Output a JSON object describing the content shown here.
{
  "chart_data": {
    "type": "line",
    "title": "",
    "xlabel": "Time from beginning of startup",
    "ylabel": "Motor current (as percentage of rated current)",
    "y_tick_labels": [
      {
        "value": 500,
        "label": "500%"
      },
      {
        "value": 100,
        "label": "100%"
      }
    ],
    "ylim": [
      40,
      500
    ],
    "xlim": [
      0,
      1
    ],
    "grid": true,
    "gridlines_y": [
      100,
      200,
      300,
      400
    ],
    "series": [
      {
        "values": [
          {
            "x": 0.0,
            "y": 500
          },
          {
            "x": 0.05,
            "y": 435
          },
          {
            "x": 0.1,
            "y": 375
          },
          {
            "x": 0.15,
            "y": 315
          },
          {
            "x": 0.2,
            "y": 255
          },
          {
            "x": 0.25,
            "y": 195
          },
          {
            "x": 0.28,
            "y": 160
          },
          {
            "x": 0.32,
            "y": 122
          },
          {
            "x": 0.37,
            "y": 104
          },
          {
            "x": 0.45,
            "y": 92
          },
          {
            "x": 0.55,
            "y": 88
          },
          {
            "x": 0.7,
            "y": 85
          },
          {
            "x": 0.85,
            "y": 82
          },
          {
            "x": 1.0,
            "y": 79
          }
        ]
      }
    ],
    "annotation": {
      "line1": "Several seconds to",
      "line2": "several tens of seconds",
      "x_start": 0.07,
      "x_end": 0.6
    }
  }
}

####

## YOUR OBJECTIVE
Lines in the records that hold the word "seconds" are to be counted; give only the total.

## SOLUTION TO THIS EXERCISE
2